## Start Input records

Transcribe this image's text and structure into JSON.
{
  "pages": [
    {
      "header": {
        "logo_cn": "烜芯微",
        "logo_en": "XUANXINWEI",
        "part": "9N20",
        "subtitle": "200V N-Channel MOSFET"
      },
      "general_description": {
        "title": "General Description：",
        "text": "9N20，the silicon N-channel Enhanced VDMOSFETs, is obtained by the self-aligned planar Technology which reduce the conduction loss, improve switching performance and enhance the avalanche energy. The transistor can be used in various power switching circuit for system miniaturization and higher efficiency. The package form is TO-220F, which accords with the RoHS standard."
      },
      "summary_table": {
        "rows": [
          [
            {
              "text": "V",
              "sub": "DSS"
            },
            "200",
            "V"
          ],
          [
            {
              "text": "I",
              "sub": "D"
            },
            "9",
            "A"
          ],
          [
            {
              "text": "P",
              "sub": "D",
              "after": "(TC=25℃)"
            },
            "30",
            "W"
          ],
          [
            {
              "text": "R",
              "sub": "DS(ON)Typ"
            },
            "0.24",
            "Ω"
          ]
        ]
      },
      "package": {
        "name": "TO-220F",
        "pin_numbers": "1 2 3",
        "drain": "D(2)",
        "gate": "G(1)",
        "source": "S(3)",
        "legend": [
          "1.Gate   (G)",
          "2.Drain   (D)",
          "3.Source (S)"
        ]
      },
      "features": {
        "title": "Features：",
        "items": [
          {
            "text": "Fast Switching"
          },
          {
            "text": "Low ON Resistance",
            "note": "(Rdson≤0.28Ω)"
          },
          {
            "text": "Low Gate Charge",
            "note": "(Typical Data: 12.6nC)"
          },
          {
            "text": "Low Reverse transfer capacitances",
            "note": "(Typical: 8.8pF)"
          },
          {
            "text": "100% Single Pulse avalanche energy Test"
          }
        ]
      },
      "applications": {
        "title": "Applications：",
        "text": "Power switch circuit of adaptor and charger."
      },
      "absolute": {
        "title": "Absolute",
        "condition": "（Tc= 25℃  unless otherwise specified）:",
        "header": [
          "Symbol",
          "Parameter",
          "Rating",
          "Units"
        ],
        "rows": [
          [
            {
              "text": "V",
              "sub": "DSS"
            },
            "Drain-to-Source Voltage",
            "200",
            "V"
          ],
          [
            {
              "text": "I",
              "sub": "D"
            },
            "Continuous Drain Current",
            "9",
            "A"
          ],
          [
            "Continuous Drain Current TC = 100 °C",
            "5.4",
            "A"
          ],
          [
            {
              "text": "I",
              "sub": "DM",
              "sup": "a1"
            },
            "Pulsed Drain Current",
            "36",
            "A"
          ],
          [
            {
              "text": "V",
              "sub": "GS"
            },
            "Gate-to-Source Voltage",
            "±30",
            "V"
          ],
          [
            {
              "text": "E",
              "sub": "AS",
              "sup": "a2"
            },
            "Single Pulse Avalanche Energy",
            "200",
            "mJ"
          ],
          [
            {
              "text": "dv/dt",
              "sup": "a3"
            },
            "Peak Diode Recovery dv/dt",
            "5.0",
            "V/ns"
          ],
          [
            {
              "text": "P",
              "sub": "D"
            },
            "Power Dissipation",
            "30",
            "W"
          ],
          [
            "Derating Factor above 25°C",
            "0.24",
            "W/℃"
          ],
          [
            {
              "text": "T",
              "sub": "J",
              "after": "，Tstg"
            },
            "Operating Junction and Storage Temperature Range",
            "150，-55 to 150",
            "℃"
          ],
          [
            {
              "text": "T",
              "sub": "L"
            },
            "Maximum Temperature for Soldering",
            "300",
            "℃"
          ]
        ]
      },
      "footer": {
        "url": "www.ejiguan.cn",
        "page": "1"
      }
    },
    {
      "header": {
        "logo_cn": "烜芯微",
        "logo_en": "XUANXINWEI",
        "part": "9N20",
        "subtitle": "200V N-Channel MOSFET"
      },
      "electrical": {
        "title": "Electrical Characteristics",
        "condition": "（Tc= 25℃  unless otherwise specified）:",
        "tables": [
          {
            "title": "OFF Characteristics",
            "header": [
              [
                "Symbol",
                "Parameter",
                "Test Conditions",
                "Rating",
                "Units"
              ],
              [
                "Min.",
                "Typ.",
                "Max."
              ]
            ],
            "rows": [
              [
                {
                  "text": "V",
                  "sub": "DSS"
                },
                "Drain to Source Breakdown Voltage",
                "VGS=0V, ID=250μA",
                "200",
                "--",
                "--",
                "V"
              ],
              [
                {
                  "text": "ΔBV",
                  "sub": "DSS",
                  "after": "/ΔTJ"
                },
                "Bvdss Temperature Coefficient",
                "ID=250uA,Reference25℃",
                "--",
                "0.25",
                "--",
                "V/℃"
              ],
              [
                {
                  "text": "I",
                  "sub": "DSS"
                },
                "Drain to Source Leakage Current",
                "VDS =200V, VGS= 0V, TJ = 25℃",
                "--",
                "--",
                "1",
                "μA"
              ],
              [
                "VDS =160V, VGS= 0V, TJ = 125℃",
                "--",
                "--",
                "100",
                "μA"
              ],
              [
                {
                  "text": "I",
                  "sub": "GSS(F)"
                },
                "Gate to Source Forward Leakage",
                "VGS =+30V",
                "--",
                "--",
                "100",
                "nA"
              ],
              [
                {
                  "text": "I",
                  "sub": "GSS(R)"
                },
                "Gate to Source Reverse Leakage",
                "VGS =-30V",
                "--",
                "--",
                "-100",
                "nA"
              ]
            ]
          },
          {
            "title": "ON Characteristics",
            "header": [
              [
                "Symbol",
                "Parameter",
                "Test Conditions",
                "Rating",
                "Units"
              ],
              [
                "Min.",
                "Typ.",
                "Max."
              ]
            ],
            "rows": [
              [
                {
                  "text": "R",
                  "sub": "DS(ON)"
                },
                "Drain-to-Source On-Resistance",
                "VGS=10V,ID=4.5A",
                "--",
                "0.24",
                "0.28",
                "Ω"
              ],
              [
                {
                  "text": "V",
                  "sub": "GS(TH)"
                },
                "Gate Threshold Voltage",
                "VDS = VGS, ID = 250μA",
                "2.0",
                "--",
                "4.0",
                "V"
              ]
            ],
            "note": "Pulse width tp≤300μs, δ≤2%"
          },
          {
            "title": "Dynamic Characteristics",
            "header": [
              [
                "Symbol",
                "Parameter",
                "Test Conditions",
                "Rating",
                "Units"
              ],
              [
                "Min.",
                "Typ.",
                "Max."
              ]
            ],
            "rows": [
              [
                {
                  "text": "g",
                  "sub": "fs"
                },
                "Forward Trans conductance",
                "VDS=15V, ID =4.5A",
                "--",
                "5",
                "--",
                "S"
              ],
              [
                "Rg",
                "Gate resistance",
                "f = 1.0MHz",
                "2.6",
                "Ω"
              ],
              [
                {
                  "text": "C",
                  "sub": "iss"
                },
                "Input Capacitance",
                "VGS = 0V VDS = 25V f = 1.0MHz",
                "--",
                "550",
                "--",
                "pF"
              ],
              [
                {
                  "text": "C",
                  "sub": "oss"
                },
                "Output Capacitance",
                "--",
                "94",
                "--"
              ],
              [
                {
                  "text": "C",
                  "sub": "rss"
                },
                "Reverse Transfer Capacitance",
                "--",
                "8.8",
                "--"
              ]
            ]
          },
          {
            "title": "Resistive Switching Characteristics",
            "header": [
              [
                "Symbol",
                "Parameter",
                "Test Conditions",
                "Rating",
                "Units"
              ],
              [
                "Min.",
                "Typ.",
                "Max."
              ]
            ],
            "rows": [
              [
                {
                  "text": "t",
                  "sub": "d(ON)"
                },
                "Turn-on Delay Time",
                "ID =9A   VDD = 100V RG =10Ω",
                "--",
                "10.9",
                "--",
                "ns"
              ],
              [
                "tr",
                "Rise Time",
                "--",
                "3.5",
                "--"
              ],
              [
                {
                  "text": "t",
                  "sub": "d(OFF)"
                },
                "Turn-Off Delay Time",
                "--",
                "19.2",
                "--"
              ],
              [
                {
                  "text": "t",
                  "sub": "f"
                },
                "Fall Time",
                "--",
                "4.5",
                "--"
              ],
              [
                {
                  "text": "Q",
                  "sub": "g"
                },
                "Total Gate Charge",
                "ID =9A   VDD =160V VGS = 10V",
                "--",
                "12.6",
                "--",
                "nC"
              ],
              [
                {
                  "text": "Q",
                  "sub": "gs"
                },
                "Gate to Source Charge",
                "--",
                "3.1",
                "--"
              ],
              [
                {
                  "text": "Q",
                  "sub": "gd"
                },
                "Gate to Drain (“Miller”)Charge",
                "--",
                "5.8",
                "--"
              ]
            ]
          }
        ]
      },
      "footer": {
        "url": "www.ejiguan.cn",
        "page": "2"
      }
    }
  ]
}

## End Input records

## Given exercise
Return the lines of the records that include the string "Current".

## The solution
            "Continuous Drain Current",
            "Continuous Drain Current TC = 100 °C",
            "Pulsed Drain Current",
                "Drain to Source Leakage Current",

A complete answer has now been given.